**Exercise details**
Wherever "text" appears in a line, list that line.

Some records
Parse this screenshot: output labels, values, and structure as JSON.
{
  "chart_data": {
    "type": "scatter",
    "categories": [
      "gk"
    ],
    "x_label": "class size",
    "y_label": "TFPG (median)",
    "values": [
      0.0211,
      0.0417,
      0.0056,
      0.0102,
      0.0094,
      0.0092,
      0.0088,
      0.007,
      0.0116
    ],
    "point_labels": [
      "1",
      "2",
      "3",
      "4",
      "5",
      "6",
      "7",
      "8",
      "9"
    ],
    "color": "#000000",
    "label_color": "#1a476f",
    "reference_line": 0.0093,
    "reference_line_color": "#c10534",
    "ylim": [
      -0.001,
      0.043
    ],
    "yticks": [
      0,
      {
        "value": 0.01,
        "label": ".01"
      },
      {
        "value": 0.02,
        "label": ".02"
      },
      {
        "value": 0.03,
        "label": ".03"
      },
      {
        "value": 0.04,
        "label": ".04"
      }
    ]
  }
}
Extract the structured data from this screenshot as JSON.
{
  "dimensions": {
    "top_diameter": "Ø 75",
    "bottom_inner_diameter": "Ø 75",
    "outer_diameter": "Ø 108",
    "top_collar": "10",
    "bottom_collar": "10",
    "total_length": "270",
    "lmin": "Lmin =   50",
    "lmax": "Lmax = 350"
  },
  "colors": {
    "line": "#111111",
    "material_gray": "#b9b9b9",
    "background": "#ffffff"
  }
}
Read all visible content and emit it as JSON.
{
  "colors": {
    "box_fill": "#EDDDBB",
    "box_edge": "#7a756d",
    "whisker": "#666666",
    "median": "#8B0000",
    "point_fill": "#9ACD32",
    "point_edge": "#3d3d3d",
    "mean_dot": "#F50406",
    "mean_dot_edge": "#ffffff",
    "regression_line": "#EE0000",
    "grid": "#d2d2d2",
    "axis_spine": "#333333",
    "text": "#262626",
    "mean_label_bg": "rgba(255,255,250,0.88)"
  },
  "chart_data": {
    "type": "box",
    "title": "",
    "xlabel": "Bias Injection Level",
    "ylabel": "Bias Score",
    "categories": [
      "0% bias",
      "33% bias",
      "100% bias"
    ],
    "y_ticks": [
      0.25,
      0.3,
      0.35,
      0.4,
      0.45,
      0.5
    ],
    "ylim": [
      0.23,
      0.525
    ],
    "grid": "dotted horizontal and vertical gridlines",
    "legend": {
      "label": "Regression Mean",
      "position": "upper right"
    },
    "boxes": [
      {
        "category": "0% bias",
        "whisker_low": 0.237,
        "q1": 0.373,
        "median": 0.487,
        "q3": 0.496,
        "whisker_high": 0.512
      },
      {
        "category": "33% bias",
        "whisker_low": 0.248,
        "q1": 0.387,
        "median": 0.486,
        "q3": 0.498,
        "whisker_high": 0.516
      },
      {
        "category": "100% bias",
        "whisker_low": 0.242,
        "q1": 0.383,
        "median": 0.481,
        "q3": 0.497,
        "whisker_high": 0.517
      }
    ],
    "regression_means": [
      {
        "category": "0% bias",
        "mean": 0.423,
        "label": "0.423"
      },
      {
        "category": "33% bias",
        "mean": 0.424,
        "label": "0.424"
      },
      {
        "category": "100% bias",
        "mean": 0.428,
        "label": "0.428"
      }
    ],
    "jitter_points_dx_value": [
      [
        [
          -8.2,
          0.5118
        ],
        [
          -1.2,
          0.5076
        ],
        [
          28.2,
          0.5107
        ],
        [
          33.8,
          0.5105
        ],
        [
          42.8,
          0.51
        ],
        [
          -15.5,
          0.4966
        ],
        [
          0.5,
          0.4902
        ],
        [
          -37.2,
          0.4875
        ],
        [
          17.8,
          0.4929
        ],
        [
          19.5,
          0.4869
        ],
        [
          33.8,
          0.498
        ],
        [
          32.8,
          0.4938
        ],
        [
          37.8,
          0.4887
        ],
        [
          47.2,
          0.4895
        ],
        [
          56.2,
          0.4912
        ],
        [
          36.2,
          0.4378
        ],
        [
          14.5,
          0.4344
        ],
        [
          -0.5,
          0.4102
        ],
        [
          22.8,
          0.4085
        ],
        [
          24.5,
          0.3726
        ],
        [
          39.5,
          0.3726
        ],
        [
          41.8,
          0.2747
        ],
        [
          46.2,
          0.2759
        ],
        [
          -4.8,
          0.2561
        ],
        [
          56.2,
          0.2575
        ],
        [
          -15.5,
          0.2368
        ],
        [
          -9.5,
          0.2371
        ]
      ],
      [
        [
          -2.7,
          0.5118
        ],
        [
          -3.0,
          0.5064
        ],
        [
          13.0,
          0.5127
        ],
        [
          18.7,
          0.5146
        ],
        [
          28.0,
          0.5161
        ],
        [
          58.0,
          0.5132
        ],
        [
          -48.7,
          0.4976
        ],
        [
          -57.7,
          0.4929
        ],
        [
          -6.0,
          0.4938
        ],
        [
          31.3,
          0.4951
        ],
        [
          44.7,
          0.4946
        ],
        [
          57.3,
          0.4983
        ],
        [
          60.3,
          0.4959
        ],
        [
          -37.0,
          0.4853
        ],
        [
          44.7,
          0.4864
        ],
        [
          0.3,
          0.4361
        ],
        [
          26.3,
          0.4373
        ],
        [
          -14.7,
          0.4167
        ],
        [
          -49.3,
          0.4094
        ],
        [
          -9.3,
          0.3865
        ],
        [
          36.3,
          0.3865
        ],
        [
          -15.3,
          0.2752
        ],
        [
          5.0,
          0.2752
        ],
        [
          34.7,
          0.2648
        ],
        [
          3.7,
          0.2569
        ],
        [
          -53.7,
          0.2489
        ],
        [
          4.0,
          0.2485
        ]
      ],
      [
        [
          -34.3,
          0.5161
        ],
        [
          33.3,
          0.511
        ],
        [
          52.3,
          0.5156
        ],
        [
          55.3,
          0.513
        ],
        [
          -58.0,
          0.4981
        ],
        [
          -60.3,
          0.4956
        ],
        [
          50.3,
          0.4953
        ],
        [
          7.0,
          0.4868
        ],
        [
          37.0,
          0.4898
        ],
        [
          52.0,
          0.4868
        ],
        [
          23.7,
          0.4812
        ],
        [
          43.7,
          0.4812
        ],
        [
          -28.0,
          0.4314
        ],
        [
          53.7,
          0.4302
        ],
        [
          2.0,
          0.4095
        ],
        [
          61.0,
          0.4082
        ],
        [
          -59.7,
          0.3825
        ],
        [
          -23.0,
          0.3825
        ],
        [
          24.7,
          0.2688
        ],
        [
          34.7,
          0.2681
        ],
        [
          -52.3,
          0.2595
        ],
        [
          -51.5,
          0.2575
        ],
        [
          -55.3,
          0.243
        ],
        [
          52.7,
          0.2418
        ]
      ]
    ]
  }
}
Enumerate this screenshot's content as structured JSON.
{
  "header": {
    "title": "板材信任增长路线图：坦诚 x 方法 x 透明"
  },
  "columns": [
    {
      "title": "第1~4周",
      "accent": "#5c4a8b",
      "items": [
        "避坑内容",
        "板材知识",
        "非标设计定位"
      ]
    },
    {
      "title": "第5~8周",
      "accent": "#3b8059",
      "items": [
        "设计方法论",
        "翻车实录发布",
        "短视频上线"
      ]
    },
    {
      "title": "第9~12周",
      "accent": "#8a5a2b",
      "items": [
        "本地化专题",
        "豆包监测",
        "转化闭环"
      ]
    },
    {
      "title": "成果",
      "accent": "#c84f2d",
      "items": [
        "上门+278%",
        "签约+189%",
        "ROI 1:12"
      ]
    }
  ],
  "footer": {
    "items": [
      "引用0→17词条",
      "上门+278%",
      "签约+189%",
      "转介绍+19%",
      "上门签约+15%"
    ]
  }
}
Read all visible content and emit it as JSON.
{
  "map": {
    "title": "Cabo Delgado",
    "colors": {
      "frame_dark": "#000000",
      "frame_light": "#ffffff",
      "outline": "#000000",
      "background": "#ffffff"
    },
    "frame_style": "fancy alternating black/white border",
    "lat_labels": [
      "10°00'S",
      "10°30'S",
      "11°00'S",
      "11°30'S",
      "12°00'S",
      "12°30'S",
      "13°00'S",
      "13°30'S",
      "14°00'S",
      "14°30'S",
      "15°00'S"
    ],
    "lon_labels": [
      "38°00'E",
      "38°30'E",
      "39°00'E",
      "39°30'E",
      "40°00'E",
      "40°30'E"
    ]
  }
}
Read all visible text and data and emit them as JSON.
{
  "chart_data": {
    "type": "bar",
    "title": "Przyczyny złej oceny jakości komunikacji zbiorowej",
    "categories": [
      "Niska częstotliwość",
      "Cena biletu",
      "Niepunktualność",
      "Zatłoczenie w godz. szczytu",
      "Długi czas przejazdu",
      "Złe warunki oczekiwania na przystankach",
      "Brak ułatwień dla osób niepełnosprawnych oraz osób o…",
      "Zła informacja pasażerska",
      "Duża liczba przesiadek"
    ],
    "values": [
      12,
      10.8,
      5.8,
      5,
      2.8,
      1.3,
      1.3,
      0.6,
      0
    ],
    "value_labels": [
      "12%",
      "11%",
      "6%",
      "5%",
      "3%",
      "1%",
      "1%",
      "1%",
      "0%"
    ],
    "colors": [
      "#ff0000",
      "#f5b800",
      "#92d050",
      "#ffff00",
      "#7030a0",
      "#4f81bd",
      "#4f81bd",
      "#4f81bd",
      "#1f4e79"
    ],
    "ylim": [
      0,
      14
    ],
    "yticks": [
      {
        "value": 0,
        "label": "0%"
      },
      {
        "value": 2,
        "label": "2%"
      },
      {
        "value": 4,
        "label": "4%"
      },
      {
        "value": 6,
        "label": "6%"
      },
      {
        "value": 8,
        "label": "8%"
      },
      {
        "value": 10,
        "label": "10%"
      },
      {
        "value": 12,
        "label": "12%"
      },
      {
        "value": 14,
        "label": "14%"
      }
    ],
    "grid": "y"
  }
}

**Completed exercise**
    "text": "#262626",
Read all visible text and data and emit them as JSON.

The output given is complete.